§ REQUIRED TASK
Tally the lines that contain the string "маловяз" and give the number by itself.

··· SUPPLIED RECORDS

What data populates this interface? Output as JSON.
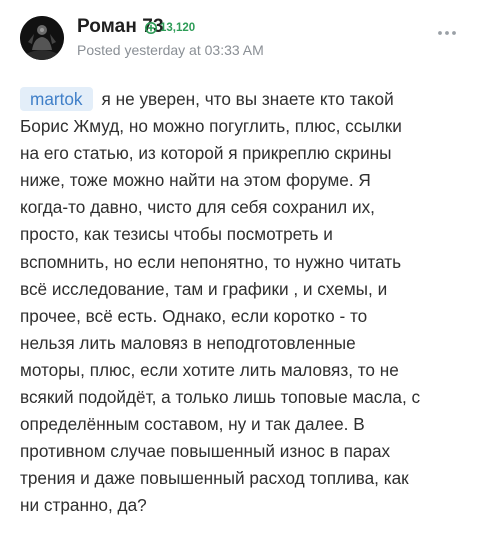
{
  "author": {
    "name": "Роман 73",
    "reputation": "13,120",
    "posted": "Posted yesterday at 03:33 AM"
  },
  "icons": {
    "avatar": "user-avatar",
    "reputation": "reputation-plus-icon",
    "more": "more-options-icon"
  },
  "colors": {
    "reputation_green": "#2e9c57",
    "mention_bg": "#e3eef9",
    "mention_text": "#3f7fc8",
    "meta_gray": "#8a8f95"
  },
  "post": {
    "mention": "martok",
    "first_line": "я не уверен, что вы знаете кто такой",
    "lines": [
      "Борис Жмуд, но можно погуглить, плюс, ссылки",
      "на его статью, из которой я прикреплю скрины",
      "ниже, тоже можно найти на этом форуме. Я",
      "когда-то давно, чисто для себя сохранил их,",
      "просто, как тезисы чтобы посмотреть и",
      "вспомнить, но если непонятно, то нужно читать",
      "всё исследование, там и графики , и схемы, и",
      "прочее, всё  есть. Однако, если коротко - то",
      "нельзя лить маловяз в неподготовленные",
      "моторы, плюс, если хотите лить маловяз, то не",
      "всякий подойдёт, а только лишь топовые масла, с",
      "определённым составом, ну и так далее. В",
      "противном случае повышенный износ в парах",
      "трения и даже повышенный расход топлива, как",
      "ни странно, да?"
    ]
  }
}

······
··· SUPPLIED RECORDS

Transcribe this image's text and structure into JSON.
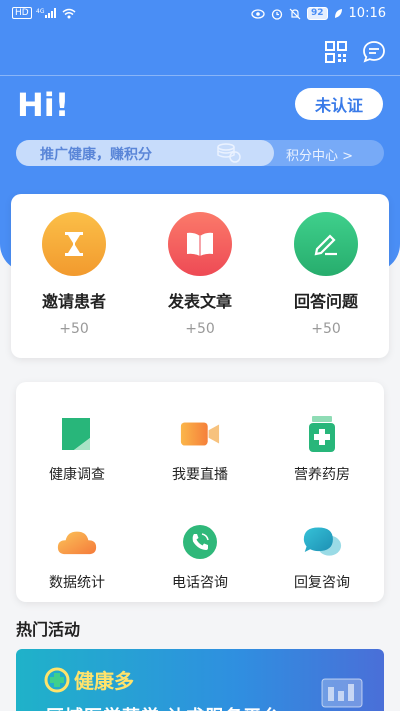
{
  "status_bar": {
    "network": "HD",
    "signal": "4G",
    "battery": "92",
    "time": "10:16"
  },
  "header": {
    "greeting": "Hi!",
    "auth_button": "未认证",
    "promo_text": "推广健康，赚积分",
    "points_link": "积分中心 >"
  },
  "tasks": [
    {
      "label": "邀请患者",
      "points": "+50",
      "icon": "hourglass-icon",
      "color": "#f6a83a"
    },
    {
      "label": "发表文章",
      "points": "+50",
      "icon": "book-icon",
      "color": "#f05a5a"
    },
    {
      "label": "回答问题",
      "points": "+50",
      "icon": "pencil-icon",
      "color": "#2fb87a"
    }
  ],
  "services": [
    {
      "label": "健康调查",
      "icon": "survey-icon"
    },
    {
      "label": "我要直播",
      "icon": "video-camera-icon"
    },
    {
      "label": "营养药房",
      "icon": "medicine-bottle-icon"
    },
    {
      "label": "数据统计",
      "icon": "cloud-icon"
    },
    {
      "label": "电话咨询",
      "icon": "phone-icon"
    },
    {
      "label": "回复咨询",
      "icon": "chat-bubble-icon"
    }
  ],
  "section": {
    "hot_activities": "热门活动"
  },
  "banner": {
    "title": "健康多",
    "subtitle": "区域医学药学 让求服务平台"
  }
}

······

§ CORRECT RESULT
2